_TO BE DONE_
Quote every entry word for word.

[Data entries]
++++++++++++++++++++

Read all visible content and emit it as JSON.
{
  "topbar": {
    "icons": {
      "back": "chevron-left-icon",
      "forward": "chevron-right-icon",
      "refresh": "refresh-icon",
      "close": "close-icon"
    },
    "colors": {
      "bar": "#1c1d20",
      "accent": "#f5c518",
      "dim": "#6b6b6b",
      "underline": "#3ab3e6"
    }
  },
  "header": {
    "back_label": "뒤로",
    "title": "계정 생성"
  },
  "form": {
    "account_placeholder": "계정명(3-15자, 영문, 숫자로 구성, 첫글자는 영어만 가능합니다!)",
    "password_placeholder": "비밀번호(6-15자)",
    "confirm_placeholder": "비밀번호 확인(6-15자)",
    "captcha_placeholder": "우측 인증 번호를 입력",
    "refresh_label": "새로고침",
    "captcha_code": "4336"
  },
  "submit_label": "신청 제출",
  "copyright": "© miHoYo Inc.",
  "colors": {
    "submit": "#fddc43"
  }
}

++++++++++++++++++++

_REPLY TO THE TASK_
Read all visible content and emit it as JSON.
{
  "topbar": {
    "icons": {
      "back": "chevron-left-icon",
      "forward": "chevron-right-icon",
      "refresh": "refresh-icon",
      "close": "close-icon"
    },
    "colors": {
      "bar": "#1c1d20",
      "accent": "#f5c518",
      "dim": "#6b6b6b",
      "underline": "#3ab3e6"
    }
  },
  "header": {
    "back_label": "뒤로",
    "title": "계정 생성"
  },
  "form": {
    "account_placeholder": "계정명(3-15자, 영문, 숫자로 구성, 첫글자는 영어만 가능합니다!)",
    "password_placeholder": "비밀번호(6-15자)",
    "confirm_placeholder": "비밀번호 확인(6-15자)",
    "captcha_placeholder": "우측 인증 번호를 입력",
    "refresh_label": "새로고침",
    "captcha_code": "4336"
  },
  "submit_label": "신청 제출",
  "copyright": "© miHoYo Inc.",
  "colors": {
    "submit": "#fddc43"
  }
}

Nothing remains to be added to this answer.